→ WORK TO BE COMPLETED:
Write out the listing below exactly, and omit any images you find in it.

→ MATERIAL TO PROCESS:
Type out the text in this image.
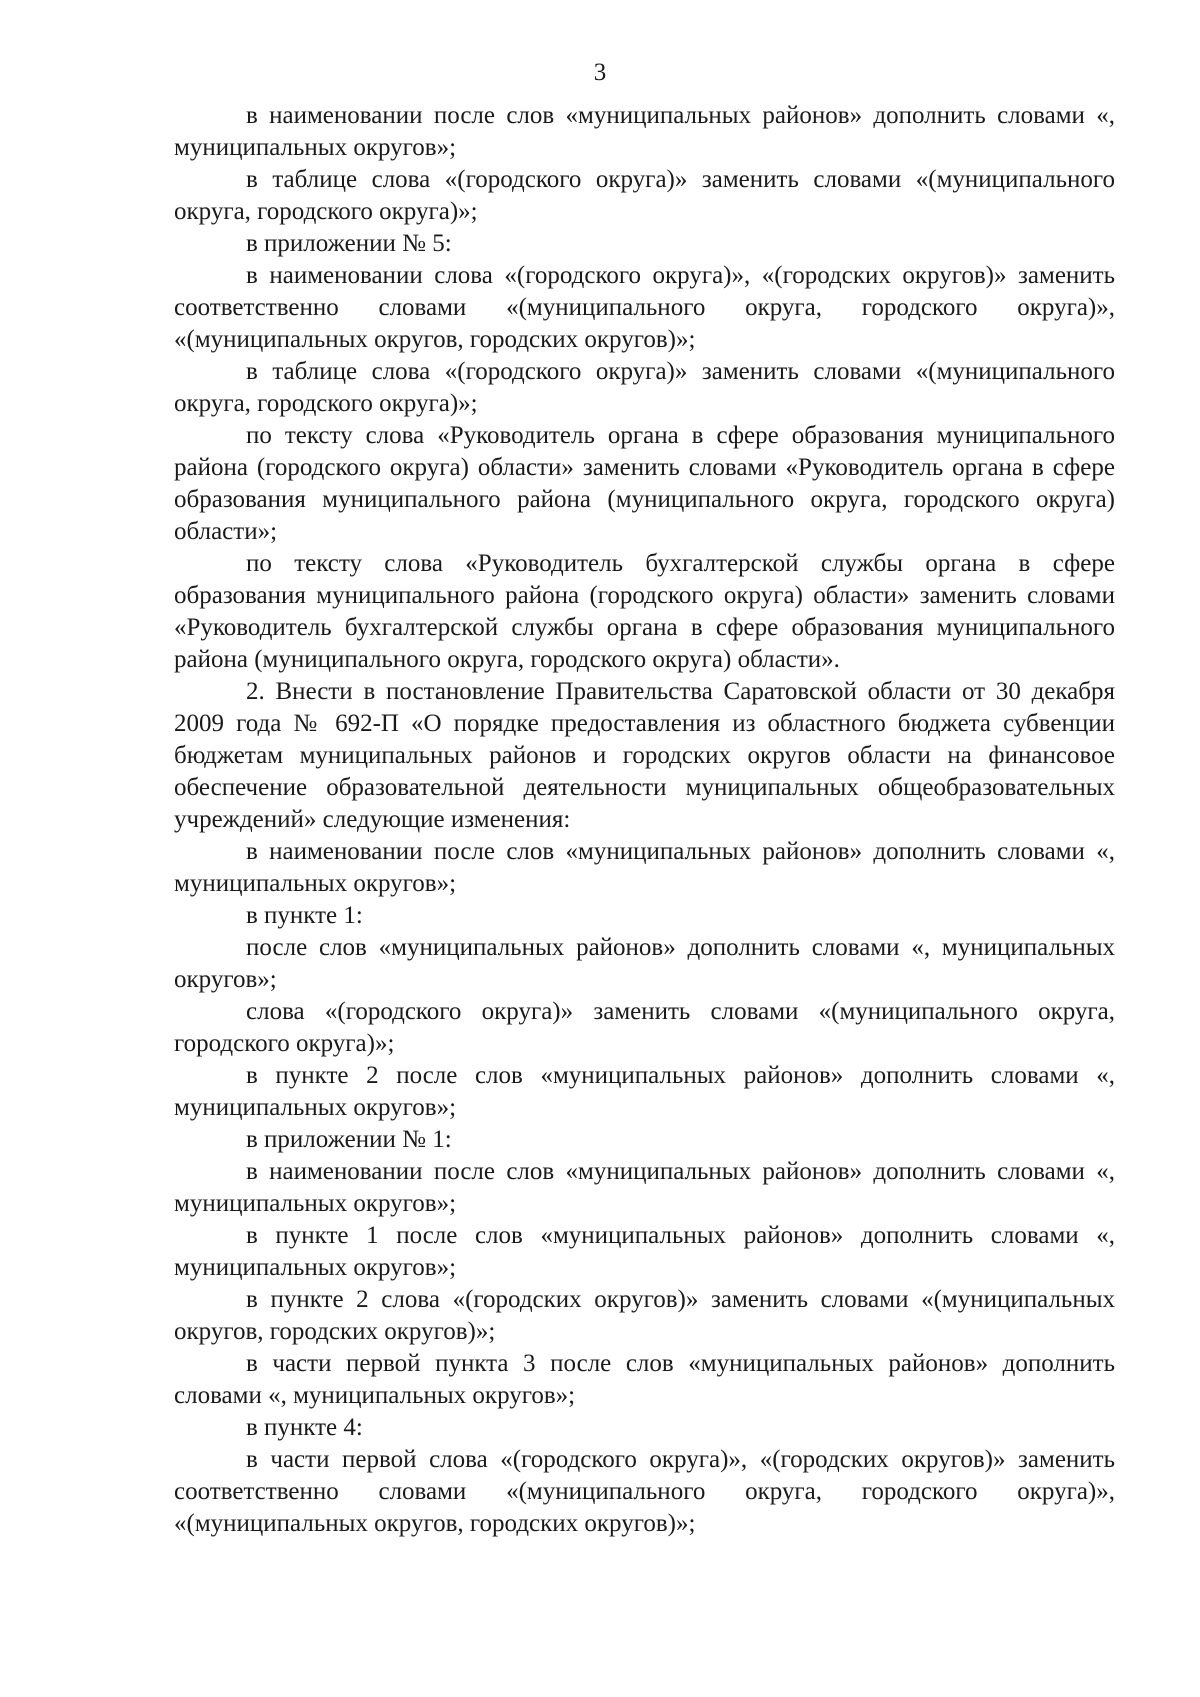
3

в наименовании после слов «муниципальных районов» дополнить словами «, муниципальных округов»;

в таблице слова «(городского округа)» заменить словами «(муниципального округа, городского округа)»;

в приложении № 5:

в наименовании слова «(городского округа)», «(городских округов)» заменить соответственно словами «(муниципального округа, городского округа)», «(муниципальных округов, городских округов)»;

в таблице слова «(городского округа)» заменить словами «(муниципального округа, городского округа)»;

по тексту слова «Руководитель органа в сфере образования муниципального района (городского округа) области» заменить словами «Руководитель органа в сфере образования муниципального района (муниципального округа, городского округа) области»;

по тексту слова «Руководитель бухгалтерской службы органа в сфере образования муниципального района (городского округа) области» заменить словами «Руководитель бухгалтерской службы органа в сфере образования муниципального района (муниципального округа, городского округа) области».

2. Внести в постановление Правительства Саратовской области от 30 декабря 2009 года № 692-П «О порядке предоставления из областного бюджета субвенции бюджетам муниципальных районов и городских округов области на финансовое обеспечение образовательной деятельности муниципальных общеобразовательных учреждений» следующие изменения:

в наименовании после слов «муниципальных районов» дополнить словами «, муниципальных округов»;

в пункте 1:

после слов «муниципальных районов» дополнить словами «, муниципальных округов»;

слова «(городского округа)» заменить словами «(муниципального округа, городского округа)»;

в пункте 2 после слов «муниципальных районов» дополнить словами «, муниципальных округов»;

в приложении № 1:

в наименовании после слов «муниципальных районов» дополнить словами «, муниципальных округов»;

в пункте 1 после слов «муниципальных районов» дополнить словами «, муниципальных округов»;

в пункте 2 слова «(городских округов)» заменить словами «(муниципальных округов, городских округов)»;

в части первой пункта 3 после слов «муниципальных районов» дополнить словами «, муниципальных округов»;

в пункте 4:

в части первой слова «(городского округа)», «(городских округов)» заменить соответственно словами «(муниципального округа, городского округа)», «(муниципальных округов, городских округов)»;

→ SOLVED PROBLEM:
Type out the text in this image.
3

в наименовании после слов «муниципальных районов» дополнить словами «, муниципальных округов»;

в таблице слова «(городского округа)» заменить словами «(муниципального округа, городского округа)»;

в приложении № 5:

в наименовании слова «(городского округа)», «(городских округов)» заменить соответственно словами «(муниципального округа, городского округа)», «(муниципальных округов, городских округов)»;

в таблице слова «(городского округа)» заменить словами «(муниципального округа, городского округа)»;

по тексту слова «Руководитель органа в сфере образования муниципального района (городского округа) области» заменить словами «Руководитель органа в сфере образования муниципального района (муниципального округа, городского округа) области»;

по тексту слова «Руководитель бухгалтерской службы органа в сфере образования муниципального района (городского округа) области» заменить словами «Руководитель бухгалтерской службы органа в сфере образования муниципального района (муниципального округа, городского округа) области».

2. Внести в постановление Правительства Саратовской области от 30 декабря 2009 года № 692-П «О порядке предоставления из областного бюджета субвенции бюджетам муниципальных районов и городских округов области на финансовое обеспечение образовательной деятельности муниципальных общеобразовательных учреждений» следующие изменения:

в наименовании после слов «муниципальных районов» дополнить словами «, муниципальных округов»;

в пункте 1:

после слов «муниципальных районов» дополнить словами «, муниципальных округов»;

слова «(городского округа)» заменить словами «(муниципального округа, городского округа)»;

в пункте 2 после слов «муниципальных районов» дополнить словами «, муниципальных округов»;

в приложении № 1:

в наименовании после слов «муниципальных районов» дополнить словами «, муниципальных округов»;

в пункте 1 после слов «муниципальных районов» дополнить словами «, муниципальных округов»;

в пункте 2 слова «(городских округов)» заменить словами «(муниципальных округов, городских округов)»;

в части первой пункта 3 после слов «муниципальных районов» дополнить словами «, муниципальных округов»;

в пункте 4:

в части первой слова «(городского округа)», «(городских округов)» заменить соответственно словами «(муниципального округа, городского округа)», «(муниципальных округов, городских округов)»;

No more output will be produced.